The man (Bill Murray), somewhere in the neighborhood of 50, presses his drawn face against the car window, the dancing neon of nighttime Tokyo illuminating every wrinkle and crease in his exhausted brow. His name is Bob Harris, and he is an American movie star, come to Japan — as American movie stars often do — to appear in a television commercial of the sort that he would never venture near on his home turf. Somewhere, this man has a wife and a life, both of them carrying on quite nicely, it would appear, without him. She sends carpet samples from a household renovation project via FedEx to his hotel. When he calls home, it is to be reminded that he has forgotten his son’s birthday (and, judging from the sound of it, not for the first time). Of course, he could be there; he could be doing a play for scale instead of collecting a cool $2 million for endorsing a Suntory bourbon he’s probably never even tasted. But he is not there. He is here. And he is lost.

_ _ _ _ _

# WRITTEN EXERCISE A:
Copy out the saved data entries from their first line up to and including the line with "The electric motor 18 is at (93, 562).".
The movie review passage has nothing to do with the entries that come after it.

(Saved data entries)
_ _ _ _ _

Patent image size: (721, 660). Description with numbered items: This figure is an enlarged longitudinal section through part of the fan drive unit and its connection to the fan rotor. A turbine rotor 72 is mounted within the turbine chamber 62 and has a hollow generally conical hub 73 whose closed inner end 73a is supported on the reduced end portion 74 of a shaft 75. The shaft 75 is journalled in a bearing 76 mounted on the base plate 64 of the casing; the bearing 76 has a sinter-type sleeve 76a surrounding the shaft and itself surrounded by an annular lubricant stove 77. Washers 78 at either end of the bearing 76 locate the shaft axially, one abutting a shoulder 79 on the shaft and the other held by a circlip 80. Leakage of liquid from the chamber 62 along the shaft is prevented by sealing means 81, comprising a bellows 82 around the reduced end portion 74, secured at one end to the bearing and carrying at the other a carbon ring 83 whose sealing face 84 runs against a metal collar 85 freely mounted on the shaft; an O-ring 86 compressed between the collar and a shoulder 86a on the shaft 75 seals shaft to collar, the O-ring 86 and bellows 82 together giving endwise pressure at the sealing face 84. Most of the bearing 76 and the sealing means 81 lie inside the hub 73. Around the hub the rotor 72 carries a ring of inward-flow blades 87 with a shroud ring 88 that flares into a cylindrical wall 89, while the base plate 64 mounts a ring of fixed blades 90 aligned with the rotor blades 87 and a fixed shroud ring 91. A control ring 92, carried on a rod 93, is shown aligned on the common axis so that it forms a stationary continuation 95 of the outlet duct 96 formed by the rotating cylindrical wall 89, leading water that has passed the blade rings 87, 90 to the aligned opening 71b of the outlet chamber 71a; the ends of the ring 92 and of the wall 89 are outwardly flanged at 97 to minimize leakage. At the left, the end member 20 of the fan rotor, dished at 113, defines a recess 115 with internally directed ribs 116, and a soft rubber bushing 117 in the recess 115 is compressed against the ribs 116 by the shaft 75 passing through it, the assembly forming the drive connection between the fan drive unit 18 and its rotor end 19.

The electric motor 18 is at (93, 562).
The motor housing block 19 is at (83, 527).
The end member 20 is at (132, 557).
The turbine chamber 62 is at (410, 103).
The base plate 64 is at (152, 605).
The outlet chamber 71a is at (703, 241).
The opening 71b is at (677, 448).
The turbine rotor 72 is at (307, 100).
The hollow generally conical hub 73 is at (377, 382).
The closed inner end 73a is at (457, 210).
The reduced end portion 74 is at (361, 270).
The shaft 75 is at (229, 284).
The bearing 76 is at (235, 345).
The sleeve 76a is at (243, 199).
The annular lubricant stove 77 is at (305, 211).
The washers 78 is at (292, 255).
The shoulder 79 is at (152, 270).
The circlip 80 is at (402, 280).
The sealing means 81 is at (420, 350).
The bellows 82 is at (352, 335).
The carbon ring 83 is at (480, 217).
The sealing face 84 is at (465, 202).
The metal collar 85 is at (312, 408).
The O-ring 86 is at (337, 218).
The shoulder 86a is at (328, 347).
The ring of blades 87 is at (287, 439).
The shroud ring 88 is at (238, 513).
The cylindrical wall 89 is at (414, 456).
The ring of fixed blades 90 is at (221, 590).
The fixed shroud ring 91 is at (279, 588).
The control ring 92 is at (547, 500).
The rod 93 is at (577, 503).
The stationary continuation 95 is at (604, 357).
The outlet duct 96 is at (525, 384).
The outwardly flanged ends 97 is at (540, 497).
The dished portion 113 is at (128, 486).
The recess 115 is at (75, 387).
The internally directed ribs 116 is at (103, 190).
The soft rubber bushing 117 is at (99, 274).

_ _ _ _ _

# WRITTEN EXERCISE B:
In the movie review passage, what does Bob Harris's wife send to his hotel?

# COMPLETE RESPONSE A:
Patent image size: (721, 660). Description with numbered items: This figure is an enlarged longitudinal section through part of the fan drive unit and its connection to the fan rotor. A turbine rotor 72 is mounted within the turbine chamber 62 and has a hollow generally conical hub 73 whose closed inner end 73a is supported on the reduced end portion 74 of a shaft 75. The shaft 75 is journalled in a bearing 76 mounted on the base plate 64 of the casing; the bearing 76 has a sinter-type sleeve 76a surrounding the shaft and itself surrounded by an annular lubricant stove 77. Washers 78 at either end of the bearing 76 locate the shaft axially, one abutting a shoulder 79 on the shaft and the other held by a circlip 80. Leakage of liquid from the chamber 62 along the shaft is prevented by sealing means 81, comprising a bellows 82 around the reduced end portion 74, secured at one end to the bearing and carrying at the other a carbon ring 83 whose sealing face 84 runs against a metal collar 85 freely mounted on the shaft; an O-ring 86 compressed between the collar and a shoulder 86a on the shaft 75 seals shaft to collar, the O-ring 86 and bellows 82 together giving endwise pressure at the sealing face 84. Most of the bearing 76 and the sealing means 81 lie inside the hub 73. Around the hub the rotor 72 carries a ring of inward-flow blades 87 with a shroud ring 88 that flares into a cylindrical wall 89, while the base plate 64 mounts a ring of fixed blades 90 aligned with the rotor blades 87 and a fixed shroud ring 91. A control ring 92, carried on a rod 93, is shown aligned on the common axis so that it forms a stationary continuation 95 of the outlet duct 96 formed by the rotating cylindrical wall 89, leading water that has passed the blade rings 87, 90 to the aligned opening 71b of the outlet chamber 71a; the ends of the ring 92 and of the wall 89 are outwardly flanged at 97 to minimize leakage. At the left, the end member 20 of the fan rotor, dished at 113, defines a recess 115 with internally directed ribs 116, and a soft rubber bushing 117 in the recess 115 is compressed against the ribs 116 by the shaft 75 passing through it, the assembly forming the drive connection between the fan drive unit 18 and its rotor end 19.

The electric motor 18 is at (93, 562).

# COMPLETE RESPONSE B:
Carpet samples from a household renovation project, sent via FedEx.